Records contained in a dataset
========================

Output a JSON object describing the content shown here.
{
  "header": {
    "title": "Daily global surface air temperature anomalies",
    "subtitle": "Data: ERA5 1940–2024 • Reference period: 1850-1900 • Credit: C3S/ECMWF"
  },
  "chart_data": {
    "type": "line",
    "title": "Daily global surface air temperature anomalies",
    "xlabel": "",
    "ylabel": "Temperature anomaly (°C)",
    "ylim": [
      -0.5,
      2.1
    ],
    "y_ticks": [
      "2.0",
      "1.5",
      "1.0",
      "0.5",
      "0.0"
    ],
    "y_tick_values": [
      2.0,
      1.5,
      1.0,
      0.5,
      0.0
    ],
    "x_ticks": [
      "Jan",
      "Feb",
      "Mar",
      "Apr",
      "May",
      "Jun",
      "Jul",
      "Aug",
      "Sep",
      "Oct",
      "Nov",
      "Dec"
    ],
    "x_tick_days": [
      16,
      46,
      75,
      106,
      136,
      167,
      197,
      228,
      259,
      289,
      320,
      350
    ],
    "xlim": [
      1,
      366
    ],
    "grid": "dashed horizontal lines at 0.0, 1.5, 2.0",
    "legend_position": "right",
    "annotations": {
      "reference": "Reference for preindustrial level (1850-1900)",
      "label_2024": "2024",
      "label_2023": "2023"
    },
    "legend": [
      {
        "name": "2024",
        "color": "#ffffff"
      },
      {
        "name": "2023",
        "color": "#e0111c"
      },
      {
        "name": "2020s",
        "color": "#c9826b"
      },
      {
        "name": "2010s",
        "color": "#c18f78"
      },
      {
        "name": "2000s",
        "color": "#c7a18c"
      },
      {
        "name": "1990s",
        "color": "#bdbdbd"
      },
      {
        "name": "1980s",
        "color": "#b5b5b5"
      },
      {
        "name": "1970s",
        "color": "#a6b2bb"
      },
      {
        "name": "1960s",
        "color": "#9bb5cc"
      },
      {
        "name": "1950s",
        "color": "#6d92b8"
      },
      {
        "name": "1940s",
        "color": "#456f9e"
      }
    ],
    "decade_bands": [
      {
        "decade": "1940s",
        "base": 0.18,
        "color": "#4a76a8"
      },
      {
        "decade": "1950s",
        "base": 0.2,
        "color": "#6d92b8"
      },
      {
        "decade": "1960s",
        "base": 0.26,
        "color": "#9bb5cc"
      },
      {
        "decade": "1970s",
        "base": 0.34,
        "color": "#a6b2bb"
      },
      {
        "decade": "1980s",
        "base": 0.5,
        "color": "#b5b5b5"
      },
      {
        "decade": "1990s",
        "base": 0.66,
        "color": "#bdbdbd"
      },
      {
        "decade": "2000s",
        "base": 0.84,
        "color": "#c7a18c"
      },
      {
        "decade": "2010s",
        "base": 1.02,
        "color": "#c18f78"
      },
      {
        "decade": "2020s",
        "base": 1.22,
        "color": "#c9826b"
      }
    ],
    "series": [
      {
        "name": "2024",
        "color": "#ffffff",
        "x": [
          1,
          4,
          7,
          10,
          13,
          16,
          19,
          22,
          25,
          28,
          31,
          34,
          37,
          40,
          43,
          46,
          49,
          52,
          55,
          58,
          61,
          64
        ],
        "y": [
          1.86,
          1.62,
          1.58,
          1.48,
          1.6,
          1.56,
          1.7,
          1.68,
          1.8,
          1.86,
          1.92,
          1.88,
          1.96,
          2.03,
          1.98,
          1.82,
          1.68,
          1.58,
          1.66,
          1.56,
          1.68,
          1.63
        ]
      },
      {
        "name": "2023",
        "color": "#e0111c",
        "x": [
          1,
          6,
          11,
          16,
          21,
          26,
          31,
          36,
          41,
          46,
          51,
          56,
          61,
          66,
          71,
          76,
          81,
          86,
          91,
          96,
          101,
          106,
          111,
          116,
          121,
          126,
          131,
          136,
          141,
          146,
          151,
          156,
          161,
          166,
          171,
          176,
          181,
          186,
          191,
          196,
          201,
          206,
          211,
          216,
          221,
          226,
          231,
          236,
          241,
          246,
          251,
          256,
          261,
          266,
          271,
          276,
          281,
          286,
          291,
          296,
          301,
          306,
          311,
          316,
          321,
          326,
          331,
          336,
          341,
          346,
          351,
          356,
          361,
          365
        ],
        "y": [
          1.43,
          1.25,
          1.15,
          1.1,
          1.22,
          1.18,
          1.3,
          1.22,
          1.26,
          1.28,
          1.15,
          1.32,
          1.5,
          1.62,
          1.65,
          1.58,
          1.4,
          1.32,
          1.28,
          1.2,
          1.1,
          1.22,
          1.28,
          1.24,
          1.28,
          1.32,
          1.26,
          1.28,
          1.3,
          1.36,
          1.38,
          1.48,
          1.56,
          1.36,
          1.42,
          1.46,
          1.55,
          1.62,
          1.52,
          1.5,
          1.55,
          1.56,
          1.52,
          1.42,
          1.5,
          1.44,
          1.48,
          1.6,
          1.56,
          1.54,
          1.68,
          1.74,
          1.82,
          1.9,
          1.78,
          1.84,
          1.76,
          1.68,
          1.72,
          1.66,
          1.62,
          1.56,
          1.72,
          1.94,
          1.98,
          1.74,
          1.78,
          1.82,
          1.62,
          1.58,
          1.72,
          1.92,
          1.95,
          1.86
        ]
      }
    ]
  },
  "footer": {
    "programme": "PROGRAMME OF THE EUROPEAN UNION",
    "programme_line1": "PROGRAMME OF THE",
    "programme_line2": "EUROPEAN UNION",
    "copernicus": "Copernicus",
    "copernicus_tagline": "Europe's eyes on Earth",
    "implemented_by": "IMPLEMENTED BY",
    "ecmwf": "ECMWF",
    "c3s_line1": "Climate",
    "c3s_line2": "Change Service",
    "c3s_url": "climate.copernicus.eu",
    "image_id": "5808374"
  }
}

========================

* **What the task requires**:
All of the material above needs to be retyped word for word.

* **Result for this exercise**:
Output a JSON object describing the content shown here.
{
  "header": {
    "title": "Daily global surface air temperature anomalies",
    "subtitle": "Data: ERA5 1940–2024 • Reference period: 1850-1900 • Credit: C3S/ECMWF"
  },
  "chart_data": {
    "type": "line",
    "title": "Daily global surface air temperature anomalies",
    "xlabel": "",
    "ylabel": "Temperature anomaly (°C)",
    "ylim": [
      -0.5,
      2.1
    ],
    "y_ticks": [
      "2.0",
      "1.5",
      "1.0",
      "0.5",
      "0.0"
    ],
    "y_tick_values": [
      2.0,
      1.5,
      1.0,
      0.5,
      0.0
    ],
    "x_ticks": [
      "Jan",
      "Feb",
      "Mar",
      "Apr",
      "May",
      "Jun",
      "Jul",
      "Aug",
      "Sep",
      "Oct",
      "Nov",
      "Dec"
    ],
    "x_tick_days": [
      16,
      46,
      75,
      106,
      136,
      167,
      197,
      228,
      259,
      289,
      320,
      350
    ],
    "xlim": [
      1,
      366
    ],
    "grid": "dashed horizontal lines at 0.0, 1.5, 2.0",
    "legend_position": "right",
    "annotations": {
      "reference": "Reference for preindustrial level (1850-1900)",
      "label_2024": "2024",
      "label_2023": "2023"
    },
    "legend": [
      {
        "name": "2024",
        "color": "#ffffff"
      },
      {
        "name": "2023",
        "color": "#e0111c"
      },
      {
        "name": "2020s",
        "color": "#c9826b"
      },
      {
        "name": "2010s",
        "color": "#c18f78"
      },
      {
        "name": "2000s",
        "color": "#c7a18c"
      },
      {
        "name": "1990s",
        "color": "#bdbdbd"
      },
      {
        "name": "1980s",
        "color": "#b5b5b5"
      },
      {
        "name": "1970s",
        "color": "#a6b2bb"
      },
      {
        "name": "1960s",
        "color": "#9bb5cc"
      },
      {
        "name": "1950s",
        "color": "#6d92b8"
      },
      {
        "name": "1940s",
        "color": "#456f9e"
      }
    ],
    "decade_bands": [
      {
        "decade": "1940s",
        "base": 0.18,
        "color": "#4a76a8"
      },
      {
        "decade": "1950s",
        "base": 0.2,
        "color": "#6d92b8"
      },
      {
        "decade": "1960s",
        "base": 0.26,
        "color": "#9bb5cc"
      },
      {
        "decade": "1970s",
        "base": 0.34,
        "color": "#a6b2bb"
      },
      {
        "decade": "1980s",
        "base": 0.5,
        "color": "#b5b5b5"
      },
      {
        "decade": "1990s",
        "base": 0.66,
        "color": "#bdbdbd"
      },
      {
        "decade": "2000s",
        "base": 0.84,
        "color": "#c7a18c"
      },
      {
        "decade": "2010s",
        "base": 1.02,
        "color": "#c18f78"
      },
      {
        "decade": "2020s",
        "base": 1.22,
        "color": "#c9826b"
      }
    ],
    "series": [
      {
        "name": "2024",
        "color": "#ffffff",
        "x": [
          1,
          4,
          7,
          10,
          13,
          16,
          19,
          22,
          25,
          28,
          31,
          34,
          37,
          40,
          43,
          46,
          49,
          52,
          55,
          58,
          61,
          64
        ],
        "y": [
          1.86,
          1.62,
          1.58,
          1.48,
          1.6,
          1.56,
          1.7,
          1.68,
          1.8,
          1.86,
          1.92,
          1.88,
          1.96,
          2.03,
          1.98,
          1.82,
          1.68,
          1.58,
          1.66,
          1.56,
          1.68,
          1.63
        ]
      },
      {
        "name": "2023",
        "color": "#e0111c",
        "x": [
          1,
          6,
          11,
          16,
          21,
          26,
          31,
          36,
          41,
          46,
          51,
          56,
          61,
          66,
          71,
          76,
          81,
          86,
          91,
          96,
          101,
          106,
          111,
          116,
          121,
          126,
          131,
          136,
          141,
          146,
          151,
          156,
          161,
          166,
          171,
          176,
          181,
          186,
          191,
          196,
          201,
          206,
          211,
          216,
          221,
          226,
          231,
          236,
          241,
          246,
          251,
          256,
          261,
          266,
          271,
          276,
          281,
          286,
          291,
          296,
          301,
          306,
          311,
          316,
          321,
          326,
          331,
          336,
          341,
          346,
          351,
          356,
          361,
          365
        ],
        "y": [
          1.43,
          1.25,
          1.15,
          1.1,
          1.22,
          1.18,
          1.3,
          1.22,
          1.26,
          1.28,
          1.15,
          1.32,
          1.5,
          1.62,
          1.65,
          1.58,
          1.4,
          1.32,
          1.28,
          1.2,
          1.1,
          1.22,
          1.28,
          1.24,
          1.28,
          1.32,
          1.26,
          1.28,
          1.3,
          1.36,
          1.38,
          1.48,
          1.56,
          1.36,
          1.42,
          1.46,
          1.55,
          1.62,
          1.52,
          1.5,
          1.55,
          1.56,
          1.52,
          1.42,
          1.5,
          1.44,
          1.48,
          1.6,
          1.56,
          1.54,
          1.68,
          1.74,
          1.82,
          1.9,
          1.78,
          1.84,
          1.76,
          1.68,
          1.72,
          1.66,
          1.62,
          1.56,
          1.72,
          1.94,
          1.98,
          1.74,
          1.78,
          1.82,
          1.62,
          1.58,
          1.72,
          1.92,
          1.95,
          1.86
        ]
      }
    ]
  },
  "footer": {
    "programme": "PROGRAMME OF THE EUROPEAN UNION",
    "programme_line1": "PROGRAMME OF THE",
    "programme_line2": "EUROPEAN UNION",
    "copernicus": "Copernicus",
    "copernicus_tagline": "Europe's eyes on Earth",
    "implemented_by": "IMPLEMENTED BY",
    "ecmwf": "ECMWF",
    "c3s_line1": "Climate",
    "c3s_line2": "Change Service",
    "c3s_url": "climate.copernicus.eu",
    "image_id": "5808374"
  }
}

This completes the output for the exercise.